Extracted records:
.....
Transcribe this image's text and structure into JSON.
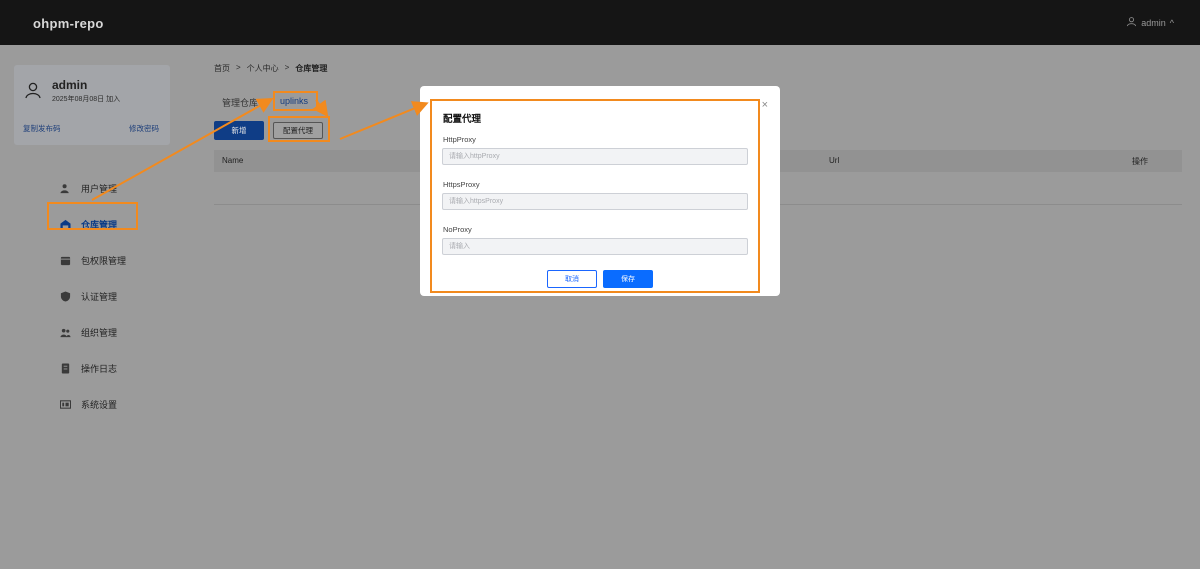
{
  "header": {
    "brand": "ohpm-repo",
    "user": "admin",
    "user_caret": "^"
  },
  "profile": {
    "name": "admin",
    "joined": "2025年08月08日 加入",
    "copy_link": "复制发布码",
    "change_password": "修改密码"
  },
  "sidebar": {
    "items": [
      {
        "label": "用户管理",
        "icon": "user-icon"
      },
      {
        "label": "仓库管理",
        "icon": "warehouse-icon",
        "active": true
      },
      {
        "label": "包权限管理",
        "icon": "package-icon"
      },
      {
        "label": "认证管理",
        "icon": "shield-icon"
      },
      {
        "label": "组织管理",
        "icon": "organization-icon"
      },
      {
        "label": "操作日志",
        "icon": "log-icon"
      },
      {
        "label": "系统设置",
        "icon": "settings-icon"
      }
    ]
  },
  "breadcrumb": {
    "items": [
      "首页",
      "个人中心",
      "仓库管理"
    ],
    "separator": ">"
  },
  "tabs": {
    "manage": "管理仓库",
    "uplinks": "uplinks"
  },
  "toolbar": {
    "new_label": "新增",
    "proxy_label": "配置代理"
  },
  "table": {
    "columns": [
      "Name",
      "Url",
      "操作"
    ]
  },
  "modal": {
    "title": "配置代理",
    "close": "×",
    "http_label": "HttpProxy",
    "http_placeholder": "请输入httpProxy",
    "https_label": "HttpsProxy",
    "https_placeholder": "请输入httpsProxy",
    "no_label": "NoProxy",
    "no_placeholder": "请输入",
    "cancel": "取消",
    "save": "保存"
  },
  "colors": {
    "annotation": "#f28a1e",
    "primary": "#0a6cff",
    "header_bg": "#151515"
  }
}
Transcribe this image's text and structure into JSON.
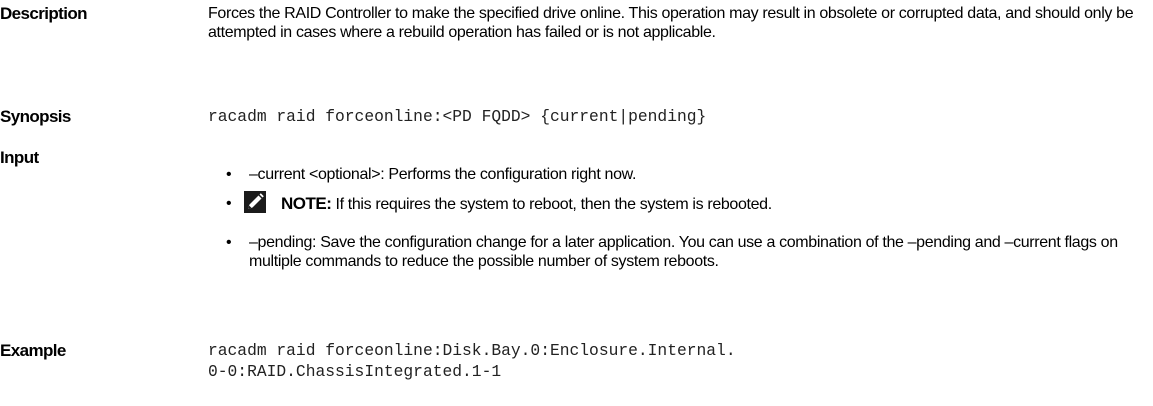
{
  "sections": {
    "description": {
      "label": "Description",
      "text": "Forces the RAID Controller to make the specified drive online. This operation may result in obsolete or corrupted data, and should only be attempted in cases where a rebuild operation has failed or is not applicable."
    },
    "synopsis": {
      "label": "Synopsis",
      "code": "racadm raid forceonline:<PD FQDD> {current|pending}"
    },
    "input": {
      "label": "Input",
      "items": [
        {
          "text": "–current <optional>: Performs the configuration right now."
        },
        {
          "note_label": "NOTE:",
          "note_text": " If this requires the system to reboot, then the system is rebooted."
        },
        {
          "text": "–pending: Save the configuration change for a later application. You can use a combination of the –pending and –current flags on multiple commands to reduce the possible number of system reboots."
        }
      ]
    },
    "example": {
      "label": "Example",
      "code_line1": "racadm raid forceonline:Disk.Bay.0:Enclosure.Internal.",
      "code_line2": "0-0:RAID.ChassisIntegrated.1-1"
    }
  },
  "icons": {
    "note": "note-pencil-icon"
  },
  "colors": {
    "text": "#000000",
    "code": "#222222",
    "note_icon_bg": "#1b1b1b"
  }
}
.....
Copy each line above containing the string "system".

          "note_text": " If this requires the system to reboot, then the system is rebooted."
          "text": "–pending: Save the configuration change for a later application. You can use a combination of the –pending and –current flags on multiple commands to reduce the possible number of system reboots."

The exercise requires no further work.